Directions for this task:
Repeat each record exactly. Any picture gets left out.

Excerpted data:
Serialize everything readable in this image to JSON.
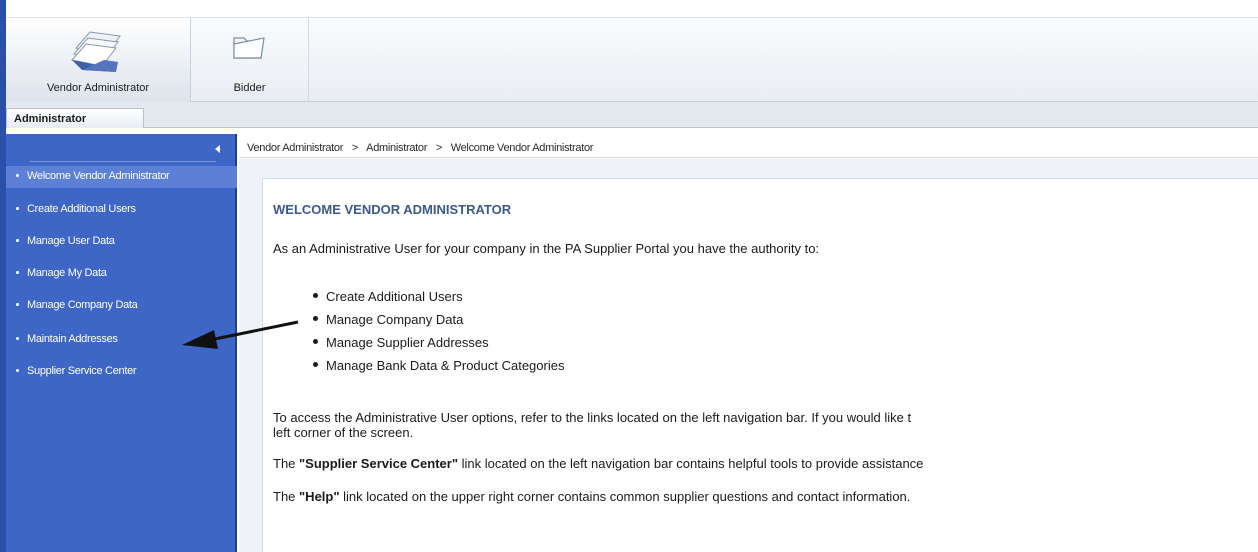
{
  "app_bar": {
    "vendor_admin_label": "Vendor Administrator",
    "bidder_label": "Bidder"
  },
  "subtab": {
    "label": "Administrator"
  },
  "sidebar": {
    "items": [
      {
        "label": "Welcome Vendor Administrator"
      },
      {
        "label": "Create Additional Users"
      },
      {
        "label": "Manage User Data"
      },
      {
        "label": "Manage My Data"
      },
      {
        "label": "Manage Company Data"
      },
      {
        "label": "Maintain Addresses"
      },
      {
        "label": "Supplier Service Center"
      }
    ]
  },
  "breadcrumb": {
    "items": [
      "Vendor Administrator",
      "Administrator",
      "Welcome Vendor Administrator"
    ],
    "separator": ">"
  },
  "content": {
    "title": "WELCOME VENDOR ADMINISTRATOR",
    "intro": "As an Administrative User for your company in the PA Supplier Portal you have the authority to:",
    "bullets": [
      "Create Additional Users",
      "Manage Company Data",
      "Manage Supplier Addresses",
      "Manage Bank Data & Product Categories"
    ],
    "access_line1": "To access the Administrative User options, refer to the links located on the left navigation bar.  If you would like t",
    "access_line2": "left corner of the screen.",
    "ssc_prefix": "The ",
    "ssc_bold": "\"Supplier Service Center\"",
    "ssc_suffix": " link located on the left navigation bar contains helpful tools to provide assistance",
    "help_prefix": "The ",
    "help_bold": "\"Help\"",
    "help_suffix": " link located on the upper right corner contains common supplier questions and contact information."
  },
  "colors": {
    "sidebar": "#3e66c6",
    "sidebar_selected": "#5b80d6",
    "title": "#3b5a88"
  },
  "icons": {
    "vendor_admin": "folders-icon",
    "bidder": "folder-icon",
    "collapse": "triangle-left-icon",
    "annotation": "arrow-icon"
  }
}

Exercise response:
Serialize everything readable in this image to JSON.
{
  "app_bar": {
    "vendor_admin_label": "Vendor Administrator",
    "bidder_label": "Bidder"
  },
  "subtab": {
    "label": "Administrator"
  },
  "sidebar": {
    "items": [
      {
        "label": "Welcome Vendor Administrator"
      },
      {
        "label": "Create Additional Users"
      },
      {
        "label": "Manage User Data"
      },
      {
        "label": "Manage My Data"
      },
      {
        "label": "Manage Company Data"
      },
      {
        "label": "Maintain Addresses"
      },
      {
        "label": "Supplier Service Center"
      }
    ]
  },
  "breadcrumb": {
    "items": [
      "Vendor Administrator",
      "Administrator",
      "Welcome Vendor Administrator"
    ],
    "separator": ">"
  },
  "content": {
    "title": "WELCOME VENDOR ADMINISTRATOR",
    "intro": "As an Administrative User for your company in the PA Supplier Portal you have the authority to:",
    "bullets": [
      "Create Additional Users",
      "Manage Company Data",
      "Manage Supplier Addresses",
      "Manage Bank Data & Product Categories"
    ],
    "access_line1": "To access the Administrative User options, refer to the links located on the left navigation bar.  If you would like t",
    "access_line2": "left corner of the screen.",
    "ssc_prefix": "The ",
    "ssc_bold": "\"Supplier Service Center\"",
    "ssc_suffix": " link located on the left navigation bar contains helpful tools to provide assistance",
    "help_prefix": "The ",
    "help_bold": "\"Help\"",
    "help_suffix": " link located on the upper right corner contains common supplier questions and contact information."
  },
  "colors": {
    "sidebar": "#3e66c6",
    "sidebar_selected": "#5b80d6",
    "title": "#3b5a88"
  },
  "icons": {
    "vendor_admin": "folders-icon",
    "bidder": "folder-icon",
    "collapse": "triangle-left-icon",
    "annotation": "arrow-icon"
  }
}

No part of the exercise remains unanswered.